§ **任务目标**:
从下文中关于GD2靶向脂质体c-myb反义寡核苷酸抗肿瘤活性的文献条目末尾接着往下续写。

§ **待分析文本**:

含CpG基序的靶向GD2的脂质体c-myb反义寡核苷酸的免疫细胞介导的抗肿瘤活性。

Immune cell-mediated antitumor activities of GD2-targeted liposomal c-myb antisense oligonucleotides containing CpG motifs.

作者信息

Brignole Chiara, Pastorino Fabio, Marimpietri Danilo, Pagnan Gabriella, Pistorio Angela, Allen Theresa M, Pistoia Vito, Ponzoni Mirco

机构信息

Laboratory of Oncology, Gaslini Children's Hospital, Genoa, Italy.

出版信息

J Natl Cancer Inst. 2004 Aug 4;96(15):1171-80. doi: 10.1093/jnci/djh221.

§ **存储数据**:
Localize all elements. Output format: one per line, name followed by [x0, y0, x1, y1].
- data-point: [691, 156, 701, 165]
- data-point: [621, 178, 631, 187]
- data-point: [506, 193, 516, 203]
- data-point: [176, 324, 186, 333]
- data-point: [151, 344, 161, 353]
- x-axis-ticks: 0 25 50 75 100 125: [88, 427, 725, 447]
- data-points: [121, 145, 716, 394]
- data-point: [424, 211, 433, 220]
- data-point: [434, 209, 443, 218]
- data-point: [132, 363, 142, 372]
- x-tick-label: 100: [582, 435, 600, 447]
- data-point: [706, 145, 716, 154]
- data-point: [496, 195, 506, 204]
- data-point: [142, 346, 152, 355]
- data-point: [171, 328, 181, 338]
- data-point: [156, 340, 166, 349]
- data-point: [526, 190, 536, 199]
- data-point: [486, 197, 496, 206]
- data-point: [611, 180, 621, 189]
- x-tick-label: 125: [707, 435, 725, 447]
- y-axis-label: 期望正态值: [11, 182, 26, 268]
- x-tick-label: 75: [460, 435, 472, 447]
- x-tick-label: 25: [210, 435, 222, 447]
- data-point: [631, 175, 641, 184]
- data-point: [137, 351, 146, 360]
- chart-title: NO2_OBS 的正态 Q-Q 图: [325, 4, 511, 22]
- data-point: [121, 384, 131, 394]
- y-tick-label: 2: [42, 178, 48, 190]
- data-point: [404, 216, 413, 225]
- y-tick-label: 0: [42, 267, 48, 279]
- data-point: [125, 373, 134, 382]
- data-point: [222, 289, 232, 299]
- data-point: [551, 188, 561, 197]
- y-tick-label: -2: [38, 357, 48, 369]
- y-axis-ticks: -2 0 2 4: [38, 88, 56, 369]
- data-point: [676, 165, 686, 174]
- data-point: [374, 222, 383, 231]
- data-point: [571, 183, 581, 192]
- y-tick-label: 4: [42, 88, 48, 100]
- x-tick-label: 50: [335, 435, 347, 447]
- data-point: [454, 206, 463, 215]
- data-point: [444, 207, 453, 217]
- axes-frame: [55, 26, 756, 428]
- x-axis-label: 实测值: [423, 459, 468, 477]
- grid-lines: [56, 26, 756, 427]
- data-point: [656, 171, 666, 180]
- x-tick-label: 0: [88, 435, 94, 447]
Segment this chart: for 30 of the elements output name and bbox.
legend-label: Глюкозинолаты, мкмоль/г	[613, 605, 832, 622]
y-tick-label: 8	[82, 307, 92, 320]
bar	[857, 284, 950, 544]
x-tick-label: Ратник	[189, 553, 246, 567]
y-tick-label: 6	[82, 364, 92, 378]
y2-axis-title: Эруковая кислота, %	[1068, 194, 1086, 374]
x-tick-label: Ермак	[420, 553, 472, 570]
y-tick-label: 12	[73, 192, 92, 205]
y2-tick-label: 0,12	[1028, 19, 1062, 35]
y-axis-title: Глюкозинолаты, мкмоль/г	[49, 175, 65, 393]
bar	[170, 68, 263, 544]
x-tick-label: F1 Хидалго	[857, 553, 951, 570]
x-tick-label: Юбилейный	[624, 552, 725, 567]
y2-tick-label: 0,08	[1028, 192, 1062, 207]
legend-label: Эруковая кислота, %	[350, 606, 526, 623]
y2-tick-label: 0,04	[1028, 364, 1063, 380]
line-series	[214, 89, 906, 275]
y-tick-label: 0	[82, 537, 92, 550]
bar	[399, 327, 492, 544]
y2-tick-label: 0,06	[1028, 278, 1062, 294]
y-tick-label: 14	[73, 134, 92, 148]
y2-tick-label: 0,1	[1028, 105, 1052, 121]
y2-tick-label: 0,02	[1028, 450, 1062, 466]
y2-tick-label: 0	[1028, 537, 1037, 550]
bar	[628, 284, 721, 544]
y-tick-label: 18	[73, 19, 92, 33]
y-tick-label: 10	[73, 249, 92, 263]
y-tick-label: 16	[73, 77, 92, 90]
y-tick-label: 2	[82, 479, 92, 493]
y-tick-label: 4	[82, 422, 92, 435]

§ **任务回答**:
DOI:10.1093/jnci/djh221

PMID:15292389

Abstract

BACKGROUND

Expression of the c-myb proto-oncogene in neuroblastoma, the most common extracranial solid tumor of infancy, is linked with cell proliferation and differentiation. Neuroblastoma can be selectively targeted via monoclonal antibodies against the disialoganglioside (GD2) tumor-associated antigen. Liposomes coated with anti-GD2 antibodies (targeted liposomes) and entrapping a c-myb antisense oligonucleotide have antitumor activity. Because antisense oligonucleotides containing CpG motifs can stimulate immune responses, we evaluated the effect of CpG-containing c-myb antisense oligonucleotides encapsulated within targeted liposomes.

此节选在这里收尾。